> Work required
Below is a block of records. Copy every line in it that contains the word "Office".

> Listed entries
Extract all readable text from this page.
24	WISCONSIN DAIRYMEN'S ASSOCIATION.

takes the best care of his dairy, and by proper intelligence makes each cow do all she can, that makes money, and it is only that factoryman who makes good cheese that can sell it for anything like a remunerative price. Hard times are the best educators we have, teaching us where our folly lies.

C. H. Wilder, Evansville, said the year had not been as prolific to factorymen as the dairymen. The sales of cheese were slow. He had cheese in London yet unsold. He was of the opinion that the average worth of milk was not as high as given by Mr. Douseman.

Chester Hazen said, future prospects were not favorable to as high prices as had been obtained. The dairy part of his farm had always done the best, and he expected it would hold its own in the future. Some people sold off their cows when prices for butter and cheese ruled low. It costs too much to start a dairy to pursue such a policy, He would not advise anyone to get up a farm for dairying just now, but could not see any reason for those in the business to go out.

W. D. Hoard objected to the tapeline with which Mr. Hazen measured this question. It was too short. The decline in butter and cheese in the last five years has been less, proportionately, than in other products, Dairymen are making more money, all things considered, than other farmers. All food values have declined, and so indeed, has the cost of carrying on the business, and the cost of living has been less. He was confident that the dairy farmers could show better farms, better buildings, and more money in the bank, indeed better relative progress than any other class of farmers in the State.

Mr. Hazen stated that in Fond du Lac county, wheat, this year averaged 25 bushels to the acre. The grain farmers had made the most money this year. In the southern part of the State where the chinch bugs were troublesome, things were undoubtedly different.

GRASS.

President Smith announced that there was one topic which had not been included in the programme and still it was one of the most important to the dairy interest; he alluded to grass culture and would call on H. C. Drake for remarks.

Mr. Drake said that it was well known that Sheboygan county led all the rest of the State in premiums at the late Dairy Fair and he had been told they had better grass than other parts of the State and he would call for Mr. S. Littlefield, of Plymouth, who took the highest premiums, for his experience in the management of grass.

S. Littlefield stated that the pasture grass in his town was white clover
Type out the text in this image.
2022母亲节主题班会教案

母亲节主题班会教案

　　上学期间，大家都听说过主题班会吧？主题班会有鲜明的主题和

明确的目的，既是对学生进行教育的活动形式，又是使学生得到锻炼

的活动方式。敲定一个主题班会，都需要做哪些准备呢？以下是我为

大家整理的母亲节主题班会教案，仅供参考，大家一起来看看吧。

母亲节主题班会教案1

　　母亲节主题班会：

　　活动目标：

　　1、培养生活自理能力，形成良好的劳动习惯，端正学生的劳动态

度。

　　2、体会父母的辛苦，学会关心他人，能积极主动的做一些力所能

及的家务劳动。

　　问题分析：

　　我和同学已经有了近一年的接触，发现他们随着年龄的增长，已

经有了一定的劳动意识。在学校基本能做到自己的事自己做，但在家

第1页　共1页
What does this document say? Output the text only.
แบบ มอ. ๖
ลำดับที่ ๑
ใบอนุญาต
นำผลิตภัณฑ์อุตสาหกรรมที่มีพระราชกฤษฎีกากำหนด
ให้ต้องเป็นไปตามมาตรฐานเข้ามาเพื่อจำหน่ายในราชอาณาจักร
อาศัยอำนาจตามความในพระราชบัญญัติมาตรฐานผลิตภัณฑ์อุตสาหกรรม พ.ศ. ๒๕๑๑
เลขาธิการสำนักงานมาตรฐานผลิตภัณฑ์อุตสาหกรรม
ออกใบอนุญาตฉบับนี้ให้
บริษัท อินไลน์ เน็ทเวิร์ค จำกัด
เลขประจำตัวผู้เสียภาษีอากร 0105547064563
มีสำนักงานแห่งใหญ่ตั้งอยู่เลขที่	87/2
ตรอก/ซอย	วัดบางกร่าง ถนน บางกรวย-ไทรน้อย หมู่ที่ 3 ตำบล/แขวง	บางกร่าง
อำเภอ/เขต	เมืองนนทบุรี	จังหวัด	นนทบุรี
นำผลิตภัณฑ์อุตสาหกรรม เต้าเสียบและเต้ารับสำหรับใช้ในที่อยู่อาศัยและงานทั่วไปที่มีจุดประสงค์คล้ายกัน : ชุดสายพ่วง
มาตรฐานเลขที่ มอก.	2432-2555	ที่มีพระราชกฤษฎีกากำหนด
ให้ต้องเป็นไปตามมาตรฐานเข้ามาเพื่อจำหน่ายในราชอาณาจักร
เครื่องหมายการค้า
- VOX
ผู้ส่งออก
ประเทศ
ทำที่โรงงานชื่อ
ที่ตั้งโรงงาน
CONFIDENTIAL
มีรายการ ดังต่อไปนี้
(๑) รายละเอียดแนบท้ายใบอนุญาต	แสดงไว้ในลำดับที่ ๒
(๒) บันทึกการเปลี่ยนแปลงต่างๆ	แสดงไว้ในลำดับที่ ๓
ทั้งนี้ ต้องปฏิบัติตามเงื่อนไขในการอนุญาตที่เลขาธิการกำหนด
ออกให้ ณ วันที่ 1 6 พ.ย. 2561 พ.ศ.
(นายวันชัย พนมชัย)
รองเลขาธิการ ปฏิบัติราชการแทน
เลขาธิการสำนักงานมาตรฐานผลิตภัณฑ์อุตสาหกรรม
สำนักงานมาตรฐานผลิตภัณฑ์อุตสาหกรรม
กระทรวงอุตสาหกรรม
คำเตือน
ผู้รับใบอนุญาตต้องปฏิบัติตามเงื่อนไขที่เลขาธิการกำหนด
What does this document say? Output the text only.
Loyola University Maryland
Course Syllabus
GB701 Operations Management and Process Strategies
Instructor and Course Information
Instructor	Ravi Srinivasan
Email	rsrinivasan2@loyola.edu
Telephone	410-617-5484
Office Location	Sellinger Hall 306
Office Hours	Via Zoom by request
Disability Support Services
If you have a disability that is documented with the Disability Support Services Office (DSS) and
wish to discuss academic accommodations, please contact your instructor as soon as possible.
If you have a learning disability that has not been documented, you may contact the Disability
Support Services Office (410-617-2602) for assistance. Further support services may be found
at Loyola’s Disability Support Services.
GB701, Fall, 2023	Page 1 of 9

> Response
Office Location	Sellinger Hall 306
Office Hours	Via Zoom by request
If you have a disability that is documented with the Disability Support Services Office (DSS) and
Support Services Office (410-617-2602) for assistance. Further support services may be found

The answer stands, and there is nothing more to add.